— START SUPPLIED MATERIAL —

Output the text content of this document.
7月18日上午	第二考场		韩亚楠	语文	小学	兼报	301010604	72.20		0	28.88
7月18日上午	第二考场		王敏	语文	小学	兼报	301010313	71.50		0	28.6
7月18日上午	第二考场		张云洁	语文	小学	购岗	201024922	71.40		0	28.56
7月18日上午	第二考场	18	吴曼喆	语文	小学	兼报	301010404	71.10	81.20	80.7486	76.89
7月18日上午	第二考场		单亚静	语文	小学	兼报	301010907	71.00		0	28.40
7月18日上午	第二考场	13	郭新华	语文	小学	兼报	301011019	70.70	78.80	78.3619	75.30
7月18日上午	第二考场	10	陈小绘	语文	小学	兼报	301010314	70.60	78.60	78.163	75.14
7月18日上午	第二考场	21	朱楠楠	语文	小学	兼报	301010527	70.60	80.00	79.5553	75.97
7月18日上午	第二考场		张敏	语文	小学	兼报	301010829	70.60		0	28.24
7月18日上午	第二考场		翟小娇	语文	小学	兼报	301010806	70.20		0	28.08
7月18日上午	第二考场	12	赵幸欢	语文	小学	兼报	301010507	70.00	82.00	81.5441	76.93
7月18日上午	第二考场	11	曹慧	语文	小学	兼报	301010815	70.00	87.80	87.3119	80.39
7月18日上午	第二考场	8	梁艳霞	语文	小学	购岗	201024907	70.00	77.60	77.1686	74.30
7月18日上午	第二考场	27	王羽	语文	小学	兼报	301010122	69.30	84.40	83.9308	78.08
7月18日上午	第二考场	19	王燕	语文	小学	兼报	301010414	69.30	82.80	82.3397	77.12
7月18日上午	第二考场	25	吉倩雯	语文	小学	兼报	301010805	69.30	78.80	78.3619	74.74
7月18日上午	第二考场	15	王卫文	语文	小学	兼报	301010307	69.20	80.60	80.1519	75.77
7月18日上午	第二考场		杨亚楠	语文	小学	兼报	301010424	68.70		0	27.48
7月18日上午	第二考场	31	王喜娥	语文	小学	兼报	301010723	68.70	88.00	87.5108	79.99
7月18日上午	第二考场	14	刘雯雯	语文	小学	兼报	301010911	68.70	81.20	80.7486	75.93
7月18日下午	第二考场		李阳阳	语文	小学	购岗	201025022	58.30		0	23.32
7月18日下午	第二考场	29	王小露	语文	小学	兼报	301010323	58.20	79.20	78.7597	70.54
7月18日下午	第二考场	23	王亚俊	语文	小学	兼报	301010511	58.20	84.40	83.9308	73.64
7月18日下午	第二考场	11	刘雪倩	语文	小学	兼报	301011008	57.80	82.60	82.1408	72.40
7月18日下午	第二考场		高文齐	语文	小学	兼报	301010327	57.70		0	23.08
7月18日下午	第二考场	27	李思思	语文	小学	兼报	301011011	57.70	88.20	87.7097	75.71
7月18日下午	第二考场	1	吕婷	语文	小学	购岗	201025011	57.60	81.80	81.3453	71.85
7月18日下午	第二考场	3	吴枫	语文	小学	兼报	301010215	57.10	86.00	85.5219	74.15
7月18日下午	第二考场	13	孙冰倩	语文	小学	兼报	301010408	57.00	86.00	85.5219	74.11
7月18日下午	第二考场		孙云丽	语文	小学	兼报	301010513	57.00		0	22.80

— END SUPPLIED MATERIAL —

PROBLEM TO SOLVE:
Print every entry exactly as it appears.

SOLUTION BELOW:
Output the text content of this document.
7月18日上午	第二考场		韩亚楠	语文	小学	兼报	301010604	72.20		0	28.88
7月18日上午	第二考场		王敏	语文	小学	兼报	301010313	71.50		0	28.6
7月18日上午	第二考场		张云洁	语文	小学	购岗	201024922	71.40		0	28.56
7月18日上午	第二考场	18	吴曼喆	语文	小学	兼报	301010404	71.10	81.20	80.7486	76.89
7月18日上午	第二考场		单亚静	语文	小学	兼报	301010907	71.00		0	28.40
7月18日上午	第二考场	13	郭新华	语文	小学	兼报	301011019	70.70	78.80	78.3619	75.30
7月18日上午	第二考场	10	陈小绘	语文	小学	兼报	301010314	70.60	78.60	78.163	75.14
7月18日上午	第二考场	21	朱楠楠	语文	小学	兼报	301010527	70.60	80.00	79.5553	75.97
7月18日上午	第二考场		张敏	语文	小学	兼报	301010829	70.60		0	28.24
7月18日上午	第二考场		翟小娇	语文	小学	兼报	301010806	70.20		0	28.08
7月18日上午	第二考场	12	赵幸欢	语文	小学	兼报	301010507	70.00	82.00	81.5441	76.93
7月18日上午	第二考场	11	曹慧	语文	小学	兼报	301010815	70.00	87.80	87.3119	80.39
7月18日上午	第二考场	8	梁艳霞	语文	小学	购岗	201024907	70.00	77.60	77.1686	74.30
7月18日上午	第二考场	27	王羽	语文	小学	兼报	301010122	69.30	84.40	83.9308	78.08
7月18日上午	第二考场	19	王燕	语文	小学	兼报	301010414	69.30	82.80	82.3397	77.12
7月18日上午	第二考场	25	吉倩雯	语文	小学	兼报	301010805	69.30	78.80	78.3619	74.74
7月18日上午	第二考场	15	王卫文	语文	小学	兼报	301010307	69.20	80.60	80.1519	75.77
7月18日上午	第二考场		杨亚楠	语文	小学	兼报	301010424	68.70		0	27.48
7月18日上午	第二考场	31	王喜娥	语文	小学	兼报	301010723	68.70	88.00	87.5108	79.99
7月18日上午	第二考场	14	刘雯雯	语文	小学	兼报	301010911	68.70	81.20	80.7486	75.93
7月18日下午	第二考场		李阳阳	语文	小学	购岗	201025022	58.30		0	23.32
7月18日下午	第二考场	29	王小露	语文	小学	兼报	301010323	58.20	79.20	78.7597	70.54
7月18日下午	第二考场	23	王亚俊	语文	小学	兼报	301010511	58.20	84.40	83.9308	73.64
7月18日下午	第二考场	11	刘雪倩	语文	小学	兼报	301011008	57.80	82.60	82.1408	72.40
7月18日下午	第二考场		高文齐	语文	小学	兼报	301010327	57.70		0	23.08
7月18日下午	第二考场	27	李思思	语文	小学	兼报	301011011	57.70	88.20	87.7097	75.71
7月18日下午	第二考场	1	吕婷	语文	小学	购岗	201025011	57.60	81.80	81.3453	71.85
7月18日下午	第二考场	3	吴枫	语文	小学	兼报	301010215	57.10	86.00	85.5219	74.15
7月18日下午	第二考场	13	孙冰倩	语文	小学	兼报	301010408	57.00	86.00	85.5219	74.11
7月18日下午	第二考场		孙云丽	语文	小学	兼报	301010513	57.00		0	22.80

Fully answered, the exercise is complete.